*** THE DATA ***

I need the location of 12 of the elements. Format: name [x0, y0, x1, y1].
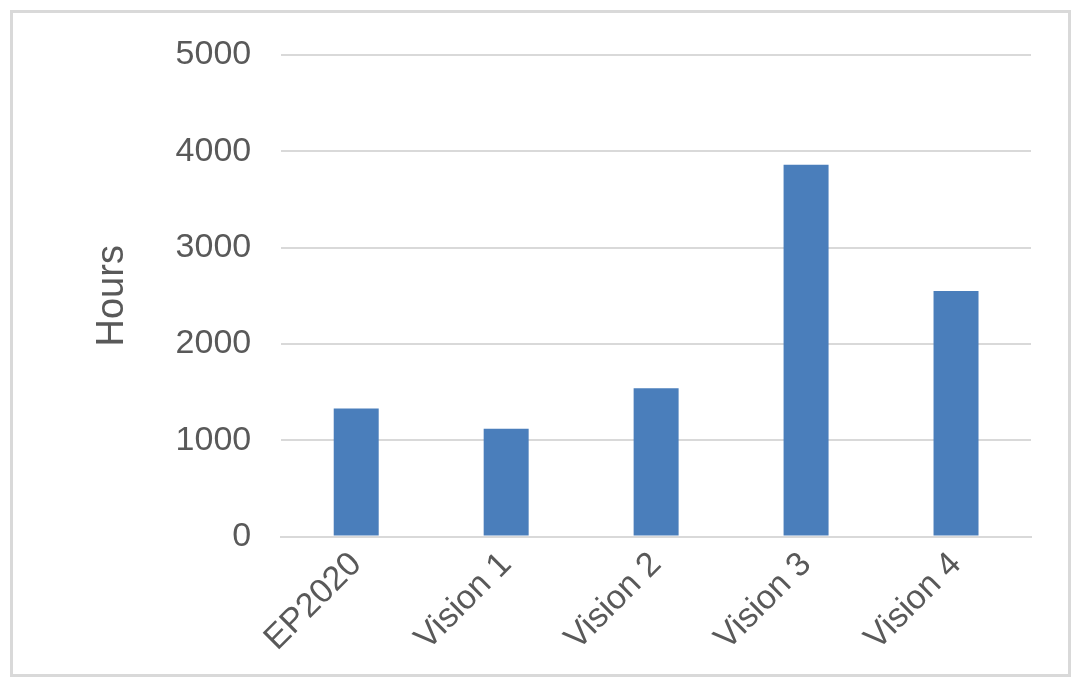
bar — [333, 408, 379, 536]
y-tick-label: 1000 — [175, 418, 252, 457]
bar — [483, 428, 529, 536]
y-tick-label: 2000 — [175, 322, 252, 361]
bar — [783, 164, 829, 536]
bar — [633, 388, 679, 536]
y-tick-label: 3000 — [175, 226, 252, 265]
y-axis-title: Hours — [89, 245, 132, 347]
y-tick-label: 0 — [232, 514, 252, 553]
bar — [933, 290, 979, 536]
y-tick-label: 5000 — [175, 33, 252, 72]
y-tick-label: 4000 — [175, 129, 252, 168]
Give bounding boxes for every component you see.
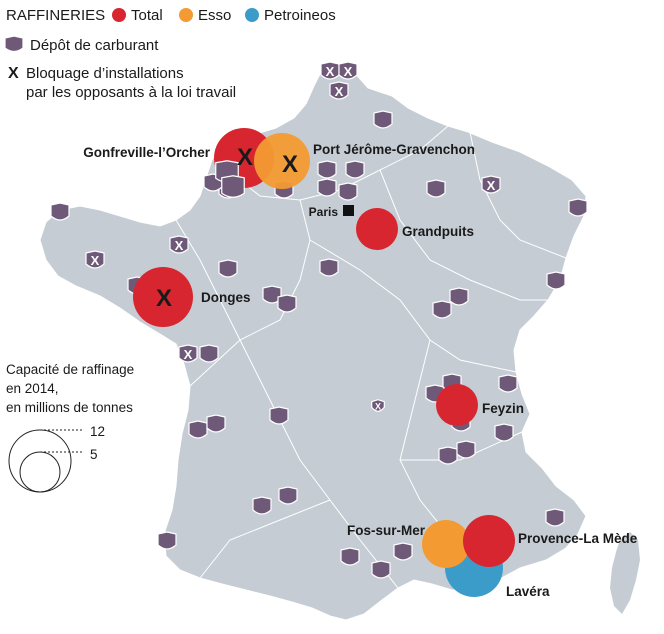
fuel-depot-icon bbox=[206, 414, 226, 433]
fuel-depot-icon bbox=[345, 160, 365, 179]
fuel-depot-icon bbox=[269, 406, 289, 425]
fuel-depot-icon bbox=[319, 258, 339, 277]
blockade-port-jerome-icon: X bbox=[282, 151, 298, 178]
label-port-jerome: Port Jérôme-Gravenchon bbox=[313, 142, 475, 157]
fuel-depot-icon bbox=[494, 423, 514, 442]
blocked-depot-x-icon: X bbox=[344, 64, 353, 79]
blocked-depot-icon bbox=[481, 175, 501, 194]
fuel-depot-icon bbox=[50, 202, 70, 221]
blocked-depot-x-icon: X bbox=[487, 178, 496, 193]
depot-top-layer bbox=[215, 160, 245, 198]
france-mainland bbox=[39, 61, 587, 621]
fuel-depot-icon bbox=[498, 374, 518, 393]
fuel-depot-icon bbox=[371, 560, 391, 579]
fuel-depot-icon bbox=[218, 259, 238, 278]
fuel-depot-icon bbox=[568, 198, 588, 217]
label-paris: Paris bbox=[309, 205, 339, 219]
refinery-port-jerome-circle bbox=[254, 133, 310, 189]
blocked-depot-icon bbox=[178, 344, 198, 363]
label-lavera: Lavéra bbox=[506, 584, 550, 599]
fuel-depot-icon bbox=[393, 542, 413, 561]
blocked-depot-icon bbox=[371, 399, 385, 412]
fuel-depot-icon bbox=[426, 179, 446, 198]
legend-depot-label: Dépôt de carburant bbox=[30, 37, 159, 54]
blocked-depot-x-icon: X bbox=[335, 84, 344, 99]
legend-esso-swatch bbox=[179, 8, 193, 22]
blocked-depot-icon bbox=[85, 250, 105, 269]
label-grandpuits: Grandpuits bbox=[402, 224, 474, 239]
scale-legend: Capacité de raffinage en 2014, en millio… bbox=[6, 362, 134, 493]
depot-layer bbox=[50, 110, 588, 579]
legend-blockade-icon: X bbox=[8, 65, 19, 82]
blocked-depot-icon bbox=[169, 235, 189, 254]
blocked-depot-x-icon: X bbox=[184, 347, 193, 362]
scale-title-2: en 2014, bbox=[6, 381, 59, 396]
label-fos: Fos-sur-Mer bbox=[347, 523, 426, 538]
refinery-layer bbox=[133, 128, 515, 597]
refinery-fos-circle bbox=[422, 520, 470, 568]
scale-title-1: Capacité de raffinage bbox=[6, 362, 134, 377]
fuel-depot-icon bbox=[432, 300, 452, 319]
blockade-donges-icon: X bbox=[156, 285, 172, 312]
blocked-depot-x-icon: X bbox=[375, 402, 381, 412]
blocked-depot-x-icon: X bbox=[175, 238, 184, 253]
fuel-depot-icon bbox=[317, 160, 337, 179]
refinery-blockades: X X X bbox=[156, 144, 298, 312]
city-labels: Gonfreville-l’Orcher Port Jérôme-Gravenc… bbox=[83, 142, 638, 599]
legend-esso-label: Esso bbox=[198, 7, 231, 24]
fuel-depot-icon bbox=[546, 271, 566, 290]
fuel-depot-icon bbox=[340, 547, 360, 566]
fuel-depot-icon bbox=[545, 508, 565, 527]
fuel-depot-icon bbox=[449, 287, 469, 306]
fuel-depot-icon bbox=[438, 446, 458, 465]
scale-title-3: en millions de tonnes bbox=[6, 400, 133, 415]
corsica bbox=[610, 532, 640, 614]
fuel-depot-icon bbox=[262, 285, 282, 304]
fuel-depot-icon bbox=[199, 344, 219, 363]
fuel-depot-icon bbox=[188, 420, 208, 439]
scale-circle-small bbox=[19, 451, 61, 493]
legend-petroineos-swatch bbox=[245, 8, 259, 22]
blocked-depot-x-icon: X bbox=[326, 64, 335, 79]
fuel-depot-icon bbox=[338, 182, 358, 201]
label-gonfreville: Gonfreville-l’Orcher bbox=[83, 145, 211, 160]
blocked-depot-icon bbox=[338, 61, 358, 80]
refinery-provence-circle bbox=[463, 515, 515, 567]
scale-value-large: 12 bbox=[90, 424, 105, 439]
refinery-feyzin-circle bbox=[436, 384, 478, 426]
paris-marker bbox=[343, 205, 354, 216]
legend-total-swatch bbox=[112, 8, 126, 22]
legend-blockade-label-2: par les opposants à la loi travail bbox=[26, 84, 236, 101]
scale-value-small: 5 bbox=[90, 447, 98, 462]
legend-depot-icon bbox=[4, 35, 24, 53]
refinery-grandpuits-circle bbox=[356, 208, 398, 250]
blocked-depot-icon bbox=[329, 81, 349, 100]
legend-petroineos-label: Petroineos bbox=[264, 7, 336, 24]
label-feyzin: Feyzin bbox=[482, 401, 524, 416]
fuel-depot-icon bbox=[373, 110, 393, 129]
fuel-depot-icon bbox=[221, 175, 245, 198]
scale-circle-large bbox=[8, 429, 72, 493]
fuel-depot-icon bbox=[456, 440, 476, 459]
legend-total-label: Total bbox=[131, 7, 163, 24]
label-donges: Donges bbox=[201, 290, 251, 305]
legend: RAFFINERIES Total Esso Petroineos Dépôt … bbox=[4, 7, 336, 101]
fuel-depot-icon bbox=[317, 178, 337, 197]
refinery-donges-circle bbox=[133, 267, 193, 327]
fuel-depot-icon bbox=[157, 531, 177, 550]
blocked-depot-x-icon: X bbox=[91, 253, 100, 268]
legend-heading: RAFFINERIES bbox=[6, 7, 105, 24]
legend-blockade-label-1: Bloquage d’installations bbox=[26, 65, 184, 82]
fuel-depot-icon bbox=[277, 294, 297, 313]
label-provence: Provence-La Mède bbox=[518, 531, 638, 546]
fuel-depot-icon bbox=[252, 496, 272, 515]
blockade-gonfreville-icon: X bbox=[237, 144, 253, 171]
fuel-depot-icon bbox=[278, 486, 298, 505]
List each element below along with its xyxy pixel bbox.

***

STATED EXERCISE: Could you reproduce all of the records above word for word, leaving out the pictures?

COMPLETE RESPONSE:
I need the location of 12 of the elements. Format: name [x0, y0, x1, y1].
bar — [333, 408, 379, 536]
y-tick-label: 1000 — [175, 418, 252, 457]
bar — [483, 428, 529, 536]
y-tick-label: 2000 — [175, 322, 252, 361]
bar — [783, 164, 829, 536]
bar — [633, 388, 679, 536]
y-tick-label: 3000 — [175, 226, 252, 265]
y-axis-title: Hours — [89, 245, 132, 347]
y-tick-label: 0 — [232, 514, 252, 553]
bar — [933, 290, 979, 536]
y-tick-label: 5000 — [175, 33, 252, 72]
y-tick-label: 4000 — [175, 129, 252, 168]
Give bounding boxes for every component you see.
fuel-depot-icon bbox=[206, 414, 226, 433]
fuel-depot-icon bbox=[345, 160, 365, 179]
fuel-depot-icon bbox=[269, 406, 289, 425]
fuel-depot-icon bbox=[319, 258, 339, 277]
blockade-port-jerome-icon: X bbox=[282, 151, 298, 178]
label-port-jerome: Port Jérôme-Gravenchon bbox=[313, 142, 475, 157]
fuel-depot-icon bbox=[494, 423, 514, 442]
blocked-depot-x-icon: X bbox=[344, 64, 353, 79]
blocked-depot-icon bbox=[481, 175, 501, 194]
fuel-depot-icon bbox=[50, 202, 70, 221]
blocked-depot-x-icon: X bbox=[487, 178, 496, 193]
depot-top-layer bbox=[215, 160, 245, 198]
france-mainland bbox=[39, 61, 587, 621]
fuel-depot-icon bbox=[498, 374, 518, 393]
fuel-depot-icon bbox=[371, 560, 391, 579]
fuel-depot-icon bbox=[218, 259, 238, 278]
fuel-depot-icon bbox=[568, 198, 588, 217]
label-paris: Paris bbox=[309, 205, 339, 219]
refinery-port-jerome-circle bbox=[254, 133, 310, 189]
blocked-depot-icon bbox=[178, 344, 198, 363]
label-lavera: Lavéra bbox=[506, 584, 550, 599]
fuel-depot-icon bbox=[393, 542, 413, 561]
blocked-depot-icon bbox=[371, 399, 385, 412]
fuel-depot-icon bbox=[426, 179, 446, 198]
legend-depot-label: Dépôt de carburant bbox=[30, 37, 159, 54]
blocked-depot-x-icon: X bbox=[335, 84, 344, 99]
legend-esso-swatch bbox=[179, 8, 193, 22]
blocked-depot-icon bbox=[85, 250, 105, 269]
label-grandpuits: Grandpuits bbox=[402, 224, 474, 239]
scale-legend: Capacité de raffinage en 2014, en millio… bbox=[6, 362, 134, 493]
depot-layer bbox=[50, 110, 588, 579]
legend-blockade-icon: X bbox=[8, 65, 19, 82]
blocked-depot-icon bbox=[169, 235, 189, 254]
blocked-depot-x-icon: X bbox=[184, 347, 193, 362]
scale-title-2: en 2014, bbox=[6, 381, 59, 396]
label-fos: Fos-sur-Mer bbox=[347, 523, 426, 538]
refinery-layer bbox=[133, 128, 515, 597]
refinery-fos-circle bbox=[422, 520, 470, 568]
scale-title-1: Capacité de raffinage bbox=[6, 362, 134, 377]
fuel-depot-icon bbox=[432, 300, 452, 319]
blockade-donges-icon: X bbox=[156, 285, 172, 312]
blocked-depot-x-icon: X bbox=[375, 402, 381, 412]
blocked-depot-x-icon: X bbox=[175, 238, 184, 253]
fuel-depot-icon bbox=[317, 160, 337, 179]
refinery-blockades: X X X bbox=[156, 144, 298, 312]
city-labels: Gonfreville-l’Orcher Port Jérôme-Gravenc… bbox=[83, 142, 638, 599]
legend-esso-label: Esso bbox=[198, 7, 231, 24]
fuel-depot-icon bbox=[546, 271, 566, 290]
fuel-depot-icon bbox=[340, 547, 360, 566]
fuel-depot-icon bbox=[545, 508, 565, 527]
fuel-depot-icon bbox=[449, 287, 469, 306]
fuel-depot-icon bbox=[438, 446, 458, 465]
scale-title-3: en millions de tonnes bbox=[6, 400, 133, 415]
corsica bbox=[610, 532, 640, 614]
fuel-depot-icon bbox=[262, 285, 282, 304]
fuel-depot-icon bbox=[199, 344, 219, 363]
fuel-depot-icon bbox=[188, 420, 208, 439]
scale-circle-small bbox=[19, 451, 61, 493]
legend-petroineos-swatch bbox=[245, 8, 259, 22]
blocked-depot-x-icon: X bbox=[326, 64, 335, 79]
fuel-depot-icon bbox=[338, 182, 358, 201]
label-gonfreville: Gonfreville-l’Orcher bbox=[83, 145, 211, 160]
blocked-depot-icon bbox=[338, 61, 358, 80]
refinery-provence-circle bbox=[463, 515, 515, 567]
scale-value-large: 12 bbox=[90, 424, 105, 439]
refinery-feyzin-circle bbox=[436, 384, 478, 426]
paris-marker bbox=[343, 205, 354, 216]
legend-total-swatch bbox=[112, 8, 126, 22]
legend-blockade-label-2: par les opposants à la loi travail bbox=[26, 84, 236, 101]
scale-value-small: 5 bbox=[90, 447, 98, 462]
legend-depot-icon bbox=[4, 35, 24, 53]
refinery-grandpuits-circle bbox=[356, 208, 398, 250]
blocked-depot-icon bbox=[329, 81, 349, 100]
legend-petroineos-label: Petroineos bbox=[264, 7, 336, 24]
label-feyzin: Feyzin bbox=[482, 401, 524, 416]
fuel-depot-icon bbox=[373, 110, 393, 129]
fuel-depot-icon bbox=[221, 175, 245, 198]
scale-circle-large bbox=[8, 429, 72, 493]
fuel-depot-icon bbox=[456, 440, 476, 459]
legend-total-label: Total bbox=[131, 7, 163, 24]
label-donges: Donges bbox=[201, 290, 251, 305]
legend: RAFFINERIES Total Esso Petroineos Dépôt … bbox=[4, 7, 336, 101]
fuel-depot-icon bbox=[317, 178, 337, 197]
refinery-donges-circle bbox=[133, 267, 193, 327]
fuel-depot-icon bbox=[157, 531, 177, 550]
blocked-depot-x-icon: X bbox=[91, 253, 100, 268]
legend-heading: RAFFINERIES bbox=[6, 7, 105, 24]
legend-blockade-label-1: Bloquage d’installations bbox=[26, 65, 184, 82]
fuel-depot-icon bbox=[277, 294, 297, 313]
label-provence: Provence-La Mède bbox=[518, 531, 638, 546]
fuel-depot-icon bbox=[252, 496, 272, 515]
blockade-gonfreville-icon: X bbox=[237, 144, 253, 171]
fuel-depot-icon bbox=[278, 486, 298, 505]
List each element below along with its xyxy pixel bbox.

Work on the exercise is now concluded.